- _TASK STATEMENT_
Copy out all the lines where "icon" shows up.
* * *
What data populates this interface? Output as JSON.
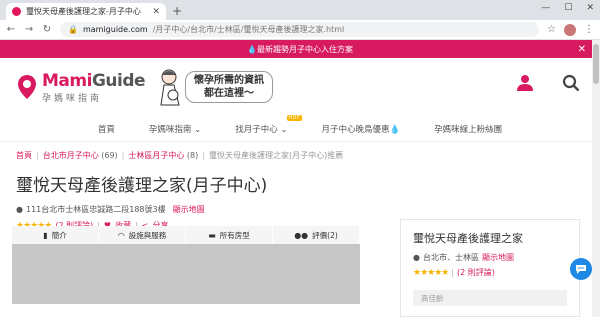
{
  "browser": {
    "tab_title": "璽悅天母產後護理之家-月子中心",
    "url_domain": "mamiguide.com",
    "url_path": "/月子中心/台北市/士林區/璽悅天母產後護理之家.html"
  },
  "promo": {
    "text": "💧最新趨勢月子中心入住方案"
  },
  "brand": {
    "name_a": "Mami",
    "name_b": "Guide",
    "sub": "孕媽咪指南",
    "tagline_1": "懷孕所需的資訊",
    "tagline_2": "都在這裡～",
    "accent": "#d81b60"
  },
  "nav": {
    "items": [
      "首頁",
      "孕媽咪指南",
      "找月子中心",
      "月子中心晚鳥優惠💧",
      "孕媽咪線上粉絲團"
    ],
    "hot_badge": "HOT"
  },
  "breadcrumb": {
    "home": "首頁",
    "city": "台北市月子中心",
    "city_count": "(69)",
    "district": "士林區月子中心",
    "district_count": "(8)",
    "current": "璽悅天母產後護理之家(月子中心)推薦"
  },
  "listing": {
    "title": "璽悅天母產後護理之家(月子中心)",
    "address": "111台北市士林區忠誠路二段188號3樓",
    "map_link": "顯示地圖",
    "stars": "★★★★★",
    "reviews": "(2 則評論)",
    "favorite": "收藏",
    "share": "分享"
  },
  "content_tabs": [
    {
      "icon": "book-icon",
      "label": "簡介"
    },
    {
      "icon": "wifi-icon",
      "label": "設施與服務"
    },
    {
      "icon": "bed-icon",
      "label": "所有房型"
    },
    {
      "icon": "users-icon",
      "label": "評價(2)"
    }
  ],
  "sidecard": {
    "title": "璽悅天母產後護理之家",
    "location": "台北市．士林區",
    "map_link": "顯示地圖",
    "reviews": "(2 則評論)",
    "field_placeholder": "高佳齡"
  }
}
* * *
- _RESPONSE TO THIS TASK_
      "icon": "book-icon",
      "icon": "wifi-icon",
      "icon": "bed-icon",
      "icon": "users-icon",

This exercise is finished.